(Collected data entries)
· · · · ·
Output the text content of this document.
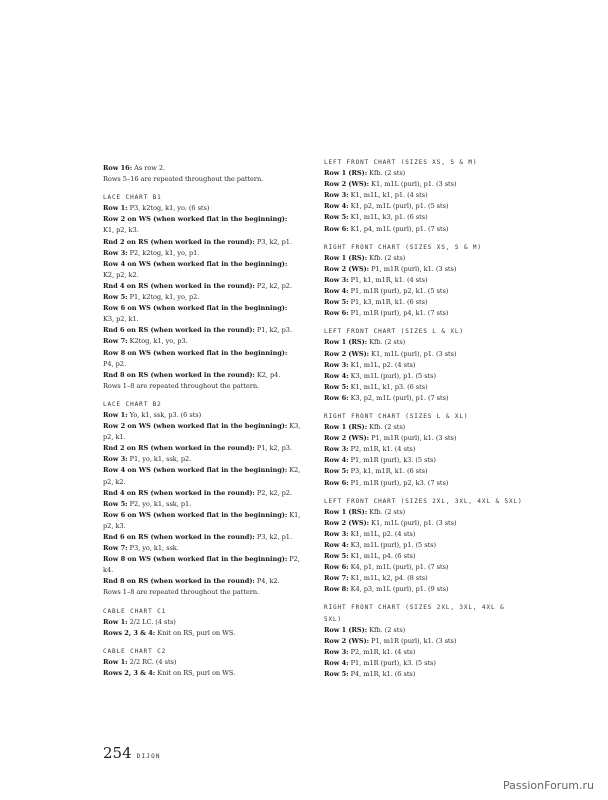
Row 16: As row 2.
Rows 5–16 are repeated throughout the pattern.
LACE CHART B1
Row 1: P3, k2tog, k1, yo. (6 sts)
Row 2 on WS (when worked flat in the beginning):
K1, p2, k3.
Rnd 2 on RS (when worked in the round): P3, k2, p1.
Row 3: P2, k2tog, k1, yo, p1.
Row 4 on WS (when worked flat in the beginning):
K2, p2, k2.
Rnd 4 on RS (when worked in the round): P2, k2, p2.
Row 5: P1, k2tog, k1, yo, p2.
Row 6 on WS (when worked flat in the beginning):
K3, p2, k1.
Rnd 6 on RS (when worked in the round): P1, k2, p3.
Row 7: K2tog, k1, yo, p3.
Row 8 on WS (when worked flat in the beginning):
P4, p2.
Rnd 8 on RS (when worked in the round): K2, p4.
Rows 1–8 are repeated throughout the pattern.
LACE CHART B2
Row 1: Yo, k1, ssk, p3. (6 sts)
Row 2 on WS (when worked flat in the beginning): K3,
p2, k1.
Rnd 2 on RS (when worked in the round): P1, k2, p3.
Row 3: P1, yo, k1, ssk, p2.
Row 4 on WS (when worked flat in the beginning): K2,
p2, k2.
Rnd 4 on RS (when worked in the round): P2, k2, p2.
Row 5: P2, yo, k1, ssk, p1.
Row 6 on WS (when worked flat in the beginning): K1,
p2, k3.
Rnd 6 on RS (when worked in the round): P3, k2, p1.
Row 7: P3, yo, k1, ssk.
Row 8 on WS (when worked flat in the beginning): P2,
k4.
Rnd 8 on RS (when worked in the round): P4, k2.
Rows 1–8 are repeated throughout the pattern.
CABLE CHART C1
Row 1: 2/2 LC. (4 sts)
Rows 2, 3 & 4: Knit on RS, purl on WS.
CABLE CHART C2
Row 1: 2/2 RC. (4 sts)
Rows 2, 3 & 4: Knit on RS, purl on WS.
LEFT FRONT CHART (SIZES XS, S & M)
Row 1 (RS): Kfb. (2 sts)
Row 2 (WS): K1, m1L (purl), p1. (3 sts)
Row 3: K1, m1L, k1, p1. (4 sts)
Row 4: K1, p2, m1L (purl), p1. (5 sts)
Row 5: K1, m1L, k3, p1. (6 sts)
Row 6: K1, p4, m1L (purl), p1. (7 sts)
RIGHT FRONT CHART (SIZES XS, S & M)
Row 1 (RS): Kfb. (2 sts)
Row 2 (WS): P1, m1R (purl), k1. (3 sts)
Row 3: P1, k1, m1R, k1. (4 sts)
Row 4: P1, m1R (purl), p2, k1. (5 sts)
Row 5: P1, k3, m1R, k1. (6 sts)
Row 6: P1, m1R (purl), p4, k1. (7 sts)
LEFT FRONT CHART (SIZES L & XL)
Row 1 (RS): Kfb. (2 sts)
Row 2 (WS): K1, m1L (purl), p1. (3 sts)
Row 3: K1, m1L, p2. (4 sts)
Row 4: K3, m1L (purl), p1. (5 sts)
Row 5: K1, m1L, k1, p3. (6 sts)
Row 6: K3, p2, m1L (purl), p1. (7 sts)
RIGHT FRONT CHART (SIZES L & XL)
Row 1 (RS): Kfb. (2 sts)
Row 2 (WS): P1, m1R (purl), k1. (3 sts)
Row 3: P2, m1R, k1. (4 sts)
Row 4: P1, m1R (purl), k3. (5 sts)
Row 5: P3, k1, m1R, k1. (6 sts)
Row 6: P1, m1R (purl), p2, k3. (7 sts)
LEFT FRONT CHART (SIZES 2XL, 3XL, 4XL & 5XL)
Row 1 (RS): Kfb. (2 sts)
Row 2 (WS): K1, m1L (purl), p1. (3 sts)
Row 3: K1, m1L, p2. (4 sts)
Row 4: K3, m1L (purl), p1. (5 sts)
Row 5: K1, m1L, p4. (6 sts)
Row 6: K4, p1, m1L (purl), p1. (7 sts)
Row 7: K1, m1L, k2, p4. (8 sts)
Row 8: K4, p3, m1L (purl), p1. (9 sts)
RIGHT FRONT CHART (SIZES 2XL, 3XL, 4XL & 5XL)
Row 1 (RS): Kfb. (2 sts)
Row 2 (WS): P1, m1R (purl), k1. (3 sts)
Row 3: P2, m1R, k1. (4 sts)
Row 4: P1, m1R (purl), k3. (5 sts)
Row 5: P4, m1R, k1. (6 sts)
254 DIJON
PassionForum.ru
· · · · ·
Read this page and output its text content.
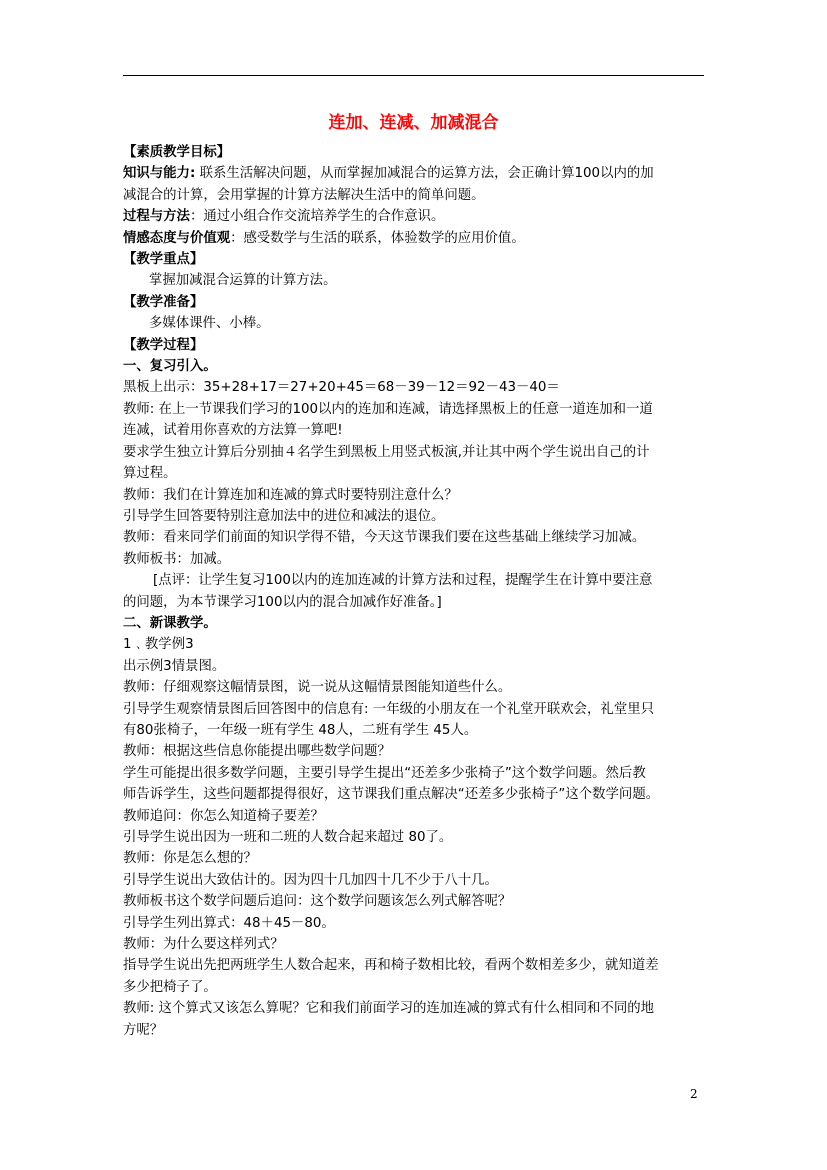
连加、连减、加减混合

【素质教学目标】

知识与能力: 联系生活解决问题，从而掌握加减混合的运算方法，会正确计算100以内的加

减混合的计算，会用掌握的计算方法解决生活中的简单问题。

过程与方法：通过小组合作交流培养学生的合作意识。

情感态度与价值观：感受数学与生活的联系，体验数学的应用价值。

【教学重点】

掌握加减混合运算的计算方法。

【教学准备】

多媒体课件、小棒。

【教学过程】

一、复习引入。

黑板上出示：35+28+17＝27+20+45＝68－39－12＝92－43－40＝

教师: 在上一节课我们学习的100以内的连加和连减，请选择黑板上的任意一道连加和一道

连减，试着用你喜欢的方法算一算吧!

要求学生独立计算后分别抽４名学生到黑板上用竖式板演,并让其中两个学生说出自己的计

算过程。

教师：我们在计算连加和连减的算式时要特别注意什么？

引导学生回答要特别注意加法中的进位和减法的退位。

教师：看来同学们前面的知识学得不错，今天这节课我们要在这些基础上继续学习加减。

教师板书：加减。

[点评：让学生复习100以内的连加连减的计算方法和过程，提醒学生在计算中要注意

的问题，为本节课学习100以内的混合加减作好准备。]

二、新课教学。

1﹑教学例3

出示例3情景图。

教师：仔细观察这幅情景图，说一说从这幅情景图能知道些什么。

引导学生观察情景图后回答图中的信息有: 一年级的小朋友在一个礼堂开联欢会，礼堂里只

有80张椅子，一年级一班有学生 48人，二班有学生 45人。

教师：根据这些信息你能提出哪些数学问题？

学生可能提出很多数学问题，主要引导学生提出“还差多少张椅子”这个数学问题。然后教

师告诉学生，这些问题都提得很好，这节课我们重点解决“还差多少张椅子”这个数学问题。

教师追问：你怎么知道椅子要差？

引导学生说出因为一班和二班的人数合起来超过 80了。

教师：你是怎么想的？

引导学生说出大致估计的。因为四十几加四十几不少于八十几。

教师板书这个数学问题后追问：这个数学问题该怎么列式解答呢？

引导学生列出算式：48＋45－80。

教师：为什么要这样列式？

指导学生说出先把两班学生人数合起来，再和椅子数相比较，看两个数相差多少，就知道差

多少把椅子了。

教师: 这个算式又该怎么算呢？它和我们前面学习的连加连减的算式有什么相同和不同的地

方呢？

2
· · · · ·
The request:
Look through the data above. Each line containing the word "LEFT" needs to be copied.

Response:
LEFT FRONT CHART (SIZES XS, S & M)
LEFT FRONT CHART (SIZES L & XL)
LEFT FRONT CHART (SIZES 2XL, 3XL, 4XL & 5XL)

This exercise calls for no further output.